* [Information shown]:
___

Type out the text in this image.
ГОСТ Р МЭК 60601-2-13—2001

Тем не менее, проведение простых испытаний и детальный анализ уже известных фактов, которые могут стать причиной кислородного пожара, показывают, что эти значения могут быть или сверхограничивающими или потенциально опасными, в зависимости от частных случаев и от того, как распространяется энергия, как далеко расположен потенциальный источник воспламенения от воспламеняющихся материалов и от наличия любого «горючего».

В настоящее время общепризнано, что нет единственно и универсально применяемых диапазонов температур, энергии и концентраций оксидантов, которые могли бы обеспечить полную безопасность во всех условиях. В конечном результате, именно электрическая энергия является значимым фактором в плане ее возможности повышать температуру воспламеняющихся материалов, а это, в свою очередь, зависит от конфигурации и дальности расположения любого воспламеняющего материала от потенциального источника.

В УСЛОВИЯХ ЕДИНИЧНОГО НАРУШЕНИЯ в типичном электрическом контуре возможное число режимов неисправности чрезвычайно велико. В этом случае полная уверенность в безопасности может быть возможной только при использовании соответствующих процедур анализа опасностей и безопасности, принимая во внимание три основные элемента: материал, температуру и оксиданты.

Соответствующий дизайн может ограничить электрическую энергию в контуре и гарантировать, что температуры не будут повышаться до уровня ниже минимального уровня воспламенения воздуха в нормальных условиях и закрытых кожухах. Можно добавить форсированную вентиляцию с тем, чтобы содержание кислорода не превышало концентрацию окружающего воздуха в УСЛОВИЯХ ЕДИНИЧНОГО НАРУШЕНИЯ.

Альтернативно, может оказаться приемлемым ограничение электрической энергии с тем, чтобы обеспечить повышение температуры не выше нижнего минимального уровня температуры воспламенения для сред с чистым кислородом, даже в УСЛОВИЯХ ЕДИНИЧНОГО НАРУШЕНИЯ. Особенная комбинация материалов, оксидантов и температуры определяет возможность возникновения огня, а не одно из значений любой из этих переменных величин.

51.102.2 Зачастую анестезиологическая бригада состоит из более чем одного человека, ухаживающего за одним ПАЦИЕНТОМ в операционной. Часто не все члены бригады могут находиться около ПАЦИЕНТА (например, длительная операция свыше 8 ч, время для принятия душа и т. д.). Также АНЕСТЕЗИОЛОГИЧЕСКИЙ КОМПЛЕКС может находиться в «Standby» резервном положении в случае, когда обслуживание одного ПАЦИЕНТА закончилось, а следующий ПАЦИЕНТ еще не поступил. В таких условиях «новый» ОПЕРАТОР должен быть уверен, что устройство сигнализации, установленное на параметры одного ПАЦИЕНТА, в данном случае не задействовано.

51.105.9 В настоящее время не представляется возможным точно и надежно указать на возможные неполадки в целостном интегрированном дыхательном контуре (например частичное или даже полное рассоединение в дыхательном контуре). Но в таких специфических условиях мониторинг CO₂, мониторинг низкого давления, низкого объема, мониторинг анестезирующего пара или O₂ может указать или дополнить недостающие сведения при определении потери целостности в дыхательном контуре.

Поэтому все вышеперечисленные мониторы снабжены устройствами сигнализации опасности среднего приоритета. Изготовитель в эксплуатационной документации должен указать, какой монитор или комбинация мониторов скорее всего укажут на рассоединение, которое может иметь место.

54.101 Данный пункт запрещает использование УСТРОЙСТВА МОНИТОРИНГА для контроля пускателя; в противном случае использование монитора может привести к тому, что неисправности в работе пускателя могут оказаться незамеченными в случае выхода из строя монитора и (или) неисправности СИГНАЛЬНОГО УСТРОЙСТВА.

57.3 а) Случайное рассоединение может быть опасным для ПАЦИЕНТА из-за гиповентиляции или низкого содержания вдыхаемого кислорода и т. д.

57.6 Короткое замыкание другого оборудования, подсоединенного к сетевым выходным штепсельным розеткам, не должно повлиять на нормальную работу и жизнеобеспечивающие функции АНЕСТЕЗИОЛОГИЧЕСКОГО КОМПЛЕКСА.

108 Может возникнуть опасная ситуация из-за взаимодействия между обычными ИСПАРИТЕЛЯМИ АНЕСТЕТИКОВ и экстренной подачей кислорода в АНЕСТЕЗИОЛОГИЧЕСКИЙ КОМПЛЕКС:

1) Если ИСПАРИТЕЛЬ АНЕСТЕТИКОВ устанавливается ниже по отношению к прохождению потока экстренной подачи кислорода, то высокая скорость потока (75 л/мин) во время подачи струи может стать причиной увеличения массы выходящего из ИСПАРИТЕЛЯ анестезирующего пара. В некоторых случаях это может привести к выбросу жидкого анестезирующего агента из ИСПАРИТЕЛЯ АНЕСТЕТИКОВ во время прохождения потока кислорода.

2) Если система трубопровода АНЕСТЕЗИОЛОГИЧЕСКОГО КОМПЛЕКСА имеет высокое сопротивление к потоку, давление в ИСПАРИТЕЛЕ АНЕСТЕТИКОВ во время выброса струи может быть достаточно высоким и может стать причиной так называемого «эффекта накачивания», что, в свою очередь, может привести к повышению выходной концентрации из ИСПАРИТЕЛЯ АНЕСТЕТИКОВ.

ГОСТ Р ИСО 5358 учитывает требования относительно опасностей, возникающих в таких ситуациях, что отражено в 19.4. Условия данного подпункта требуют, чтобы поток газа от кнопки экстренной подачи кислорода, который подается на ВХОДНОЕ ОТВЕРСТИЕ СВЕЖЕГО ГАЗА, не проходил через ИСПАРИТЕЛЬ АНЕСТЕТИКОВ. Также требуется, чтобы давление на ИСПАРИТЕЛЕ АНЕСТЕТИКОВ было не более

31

___

* [Direction]:
From the entries above, extract each line containing "воспламеняющихся".

* [Reply]:
Тем не менее, проведение простых испытаний и детальный анализ уже известных фактов, которые могут стать причиной кислородного пожара, показывают, что эти значения могут быть или сверхограничивающими или потенциально опасными, в зависимости от частных случаев и от того, как распространяется энергия, как далеко расположен потенциальный источник воспламенения от воспламеняющихся материалов и от наличия любого «горючего».
В настоящее время общепризнано, что нет единственно и универсально применяемых диапазонов температур, энергии и концентраций оксидантов, которые могли бы обеспечить полную безопасность во всех условиях. В конечном результате, именно электрическая энергия является значимым фактором в плане ее возможности повышать температуру воспламеняющихся материалов, а это, в свою очередь, зависит от конфигурации и дальности расположения любого воспламеняющего материала от потенциального источника.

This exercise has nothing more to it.